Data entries
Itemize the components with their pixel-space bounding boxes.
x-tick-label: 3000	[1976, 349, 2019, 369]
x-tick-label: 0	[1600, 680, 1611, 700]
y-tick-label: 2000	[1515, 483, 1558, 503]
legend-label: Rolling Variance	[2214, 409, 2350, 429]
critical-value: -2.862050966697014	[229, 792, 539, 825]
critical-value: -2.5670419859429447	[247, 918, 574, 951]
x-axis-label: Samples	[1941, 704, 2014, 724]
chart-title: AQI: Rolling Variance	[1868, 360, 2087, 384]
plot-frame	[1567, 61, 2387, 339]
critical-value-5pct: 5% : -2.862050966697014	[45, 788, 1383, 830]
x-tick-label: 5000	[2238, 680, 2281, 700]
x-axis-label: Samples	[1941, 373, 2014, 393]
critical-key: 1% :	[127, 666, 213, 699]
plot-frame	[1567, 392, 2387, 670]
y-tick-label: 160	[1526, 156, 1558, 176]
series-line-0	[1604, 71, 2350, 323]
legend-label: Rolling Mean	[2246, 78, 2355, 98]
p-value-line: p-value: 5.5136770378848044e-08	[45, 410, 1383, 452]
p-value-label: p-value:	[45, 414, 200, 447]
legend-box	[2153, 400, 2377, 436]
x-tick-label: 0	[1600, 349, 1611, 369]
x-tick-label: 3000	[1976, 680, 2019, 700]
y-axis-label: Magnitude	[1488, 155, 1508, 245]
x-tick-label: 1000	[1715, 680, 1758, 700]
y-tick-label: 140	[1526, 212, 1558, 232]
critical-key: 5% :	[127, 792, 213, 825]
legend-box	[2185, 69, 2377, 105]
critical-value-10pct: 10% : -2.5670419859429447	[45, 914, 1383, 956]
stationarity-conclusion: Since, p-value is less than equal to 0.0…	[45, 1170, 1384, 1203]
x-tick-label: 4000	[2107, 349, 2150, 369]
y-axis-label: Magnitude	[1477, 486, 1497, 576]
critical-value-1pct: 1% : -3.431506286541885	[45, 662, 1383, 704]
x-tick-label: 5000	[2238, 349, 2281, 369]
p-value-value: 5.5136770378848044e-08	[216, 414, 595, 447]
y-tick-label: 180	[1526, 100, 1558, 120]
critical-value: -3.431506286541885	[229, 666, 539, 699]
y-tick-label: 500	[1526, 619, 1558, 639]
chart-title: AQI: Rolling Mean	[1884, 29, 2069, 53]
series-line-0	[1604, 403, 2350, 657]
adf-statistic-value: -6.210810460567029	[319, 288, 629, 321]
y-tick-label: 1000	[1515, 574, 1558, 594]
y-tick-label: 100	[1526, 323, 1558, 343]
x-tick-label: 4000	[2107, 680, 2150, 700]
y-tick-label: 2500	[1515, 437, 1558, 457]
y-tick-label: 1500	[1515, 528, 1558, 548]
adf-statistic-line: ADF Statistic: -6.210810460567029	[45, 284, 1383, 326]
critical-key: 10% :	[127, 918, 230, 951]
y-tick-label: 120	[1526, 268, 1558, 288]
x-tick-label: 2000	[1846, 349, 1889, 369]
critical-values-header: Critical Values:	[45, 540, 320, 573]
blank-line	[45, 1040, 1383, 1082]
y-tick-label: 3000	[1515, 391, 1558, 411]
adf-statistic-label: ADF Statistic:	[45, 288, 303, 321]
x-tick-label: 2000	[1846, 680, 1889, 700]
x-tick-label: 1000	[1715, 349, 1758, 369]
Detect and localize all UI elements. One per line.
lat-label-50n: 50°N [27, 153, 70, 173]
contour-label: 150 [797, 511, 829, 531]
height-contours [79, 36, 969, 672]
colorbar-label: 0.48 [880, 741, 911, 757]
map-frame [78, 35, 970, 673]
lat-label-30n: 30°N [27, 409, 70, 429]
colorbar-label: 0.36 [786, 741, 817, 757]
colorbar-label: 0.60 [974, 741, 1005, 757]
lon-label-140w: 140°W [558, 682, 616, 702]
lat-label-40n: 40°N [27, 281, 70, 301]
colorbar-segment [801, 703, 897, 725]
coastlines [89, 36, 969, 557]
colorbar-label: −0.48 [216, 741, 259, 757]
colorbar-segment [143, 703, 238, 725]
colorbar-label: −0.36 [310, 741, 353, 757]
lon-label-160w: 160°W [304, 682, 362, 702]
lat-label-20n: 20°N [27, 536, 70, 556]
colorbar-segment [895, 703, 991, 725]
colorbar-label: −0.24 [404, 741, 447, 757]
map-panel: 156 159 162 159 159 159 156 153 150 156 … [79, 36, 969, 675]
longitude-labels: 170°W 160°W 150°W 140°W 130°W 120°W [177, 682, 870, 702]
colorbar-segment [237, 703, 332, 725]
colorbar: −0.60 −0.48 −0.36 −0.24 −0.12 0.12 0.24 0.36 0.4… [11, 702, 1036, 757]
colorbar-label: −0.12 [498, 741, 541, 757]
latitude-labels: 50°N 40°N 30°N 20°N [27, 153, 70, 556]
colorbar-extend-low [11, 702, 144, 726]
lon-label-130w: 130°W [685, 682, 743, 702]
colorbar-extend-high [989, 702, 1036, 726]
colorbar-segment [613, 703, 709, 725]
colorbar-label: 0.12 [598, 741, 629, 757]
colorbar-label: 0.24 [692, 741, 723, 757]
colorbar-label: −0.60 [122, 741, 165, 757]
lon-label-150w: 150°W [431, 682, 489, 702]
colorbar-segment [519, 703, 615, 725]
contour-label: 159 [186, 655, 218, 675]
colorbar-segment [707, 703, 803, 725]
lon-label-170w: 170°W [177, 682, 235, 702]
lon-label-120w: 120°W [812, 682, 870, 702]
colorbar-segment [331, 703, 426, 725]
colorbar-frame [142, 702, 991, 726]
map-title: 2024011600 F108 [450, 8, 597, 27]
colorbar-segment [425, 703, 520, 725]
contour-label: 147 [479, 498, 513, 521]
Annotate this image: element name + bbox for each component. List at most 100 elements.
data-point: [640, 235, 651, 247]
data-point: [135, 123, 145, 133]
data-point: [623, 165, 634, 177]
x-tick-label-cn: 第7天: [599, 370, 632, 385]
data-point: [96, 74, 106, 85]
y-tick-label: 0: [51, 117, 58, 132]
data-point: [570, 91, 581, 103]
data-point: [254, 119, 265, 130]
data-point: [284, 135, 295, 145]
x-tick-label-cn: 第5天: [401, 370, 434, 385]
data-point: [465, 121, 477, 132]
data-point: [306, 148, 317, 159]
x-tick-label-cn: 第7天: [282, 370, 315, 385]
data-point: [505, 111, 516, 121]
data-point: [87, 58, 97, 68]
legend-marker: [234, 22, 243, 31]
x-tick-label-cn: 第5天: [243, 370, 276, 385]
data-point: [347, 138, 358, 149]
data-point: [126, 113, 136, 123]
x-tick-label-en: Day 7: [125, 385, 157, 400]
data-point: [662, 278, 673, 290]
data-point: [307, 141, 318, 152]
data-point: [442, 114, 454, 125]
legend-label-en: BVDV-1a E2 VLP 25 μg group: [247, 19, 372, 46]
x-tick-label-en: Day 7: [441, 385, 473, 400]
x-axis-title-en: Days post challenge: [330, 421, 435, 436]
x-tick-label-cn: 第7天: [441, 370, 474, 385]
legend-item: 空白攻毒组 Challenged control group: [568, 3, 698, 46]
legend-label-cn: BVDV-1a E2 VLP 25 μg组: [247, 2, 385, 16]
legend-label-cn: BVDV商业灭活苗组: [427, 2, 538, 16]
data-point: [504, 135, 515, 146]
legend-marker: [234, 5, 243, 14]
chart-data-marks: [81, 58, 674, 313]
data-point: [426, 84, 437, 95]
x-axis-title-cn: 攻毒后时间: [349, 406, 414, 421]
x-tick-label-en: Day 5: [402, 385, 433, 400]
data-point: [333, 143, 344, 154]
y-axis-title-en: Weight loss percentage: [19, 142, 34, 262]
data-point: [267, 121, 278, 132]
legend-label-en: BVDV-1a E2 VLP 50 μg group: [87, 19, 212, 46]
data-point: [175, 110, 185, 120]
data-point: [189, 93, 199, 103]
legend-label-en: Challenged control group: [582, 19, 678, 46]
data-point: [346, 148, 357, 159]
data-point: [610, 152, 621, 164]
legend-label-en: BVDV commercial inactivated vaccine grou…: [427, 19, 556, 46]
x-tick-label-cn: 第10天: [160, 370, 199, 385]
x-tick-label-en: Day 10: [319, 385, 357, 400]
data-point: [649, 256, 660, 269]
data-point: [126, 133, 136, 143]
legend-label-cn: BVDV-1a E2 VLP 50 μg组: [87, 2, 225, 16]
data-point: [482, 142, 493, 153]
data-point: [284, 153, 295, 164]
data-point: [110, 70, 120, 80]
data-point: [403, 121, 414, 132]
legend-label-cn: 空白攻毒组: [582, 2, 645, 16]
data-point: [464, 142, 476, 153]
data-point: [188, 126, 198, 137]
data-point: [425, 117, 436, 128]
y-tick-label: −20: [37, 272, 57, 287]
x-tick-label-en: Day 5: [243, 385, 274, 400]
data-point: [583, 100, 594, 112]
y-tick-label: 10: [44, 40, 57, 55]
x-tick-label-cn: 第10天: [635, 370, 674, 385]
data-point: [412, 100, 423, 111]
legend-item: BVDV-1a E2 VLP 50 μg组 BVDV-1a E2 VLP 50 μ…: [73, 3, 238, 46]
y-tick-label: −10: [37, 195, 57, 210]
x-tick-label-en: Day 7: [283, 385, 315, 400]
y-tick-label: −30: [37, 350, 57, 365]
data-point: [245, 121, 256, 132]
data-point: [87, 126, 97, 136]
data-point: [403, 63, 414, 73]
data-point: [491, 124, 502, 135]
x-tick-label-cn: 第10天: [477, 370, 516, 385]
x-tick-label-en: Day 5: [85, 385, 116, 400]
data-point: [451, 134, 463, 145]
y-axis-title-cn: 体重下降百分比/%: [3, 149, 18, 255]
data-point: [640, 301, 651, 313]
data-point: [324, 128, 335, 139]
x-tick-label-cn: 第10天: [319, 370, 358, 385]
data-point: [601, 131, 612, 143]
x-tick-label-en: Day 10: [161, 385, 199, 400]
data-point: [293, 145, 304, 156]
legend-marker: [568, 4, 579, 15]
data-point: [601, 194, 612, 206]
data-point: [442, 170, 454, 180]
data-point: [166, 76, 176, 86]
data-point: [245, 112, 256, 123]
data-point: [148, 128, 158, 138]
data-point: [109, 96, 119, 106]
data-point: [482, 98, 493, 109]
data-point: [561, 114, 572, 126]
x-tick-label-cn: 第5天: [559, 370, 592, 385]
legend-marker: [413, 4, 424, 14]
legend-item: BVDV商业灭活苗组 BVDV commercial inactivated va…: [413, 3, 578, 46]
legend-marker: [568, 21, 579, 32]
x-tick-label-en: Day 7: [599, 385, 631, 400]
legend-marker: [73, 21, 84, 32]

# [WRITTEN PROBLEM]
Extract each line from the entries above that contains the string "Samples".

# [IN RESPONSE]
x-axis-label: Samples	[1941, 704, 2014, 724]
x-axis-label: Samples	[1941, 373, 2014, 393]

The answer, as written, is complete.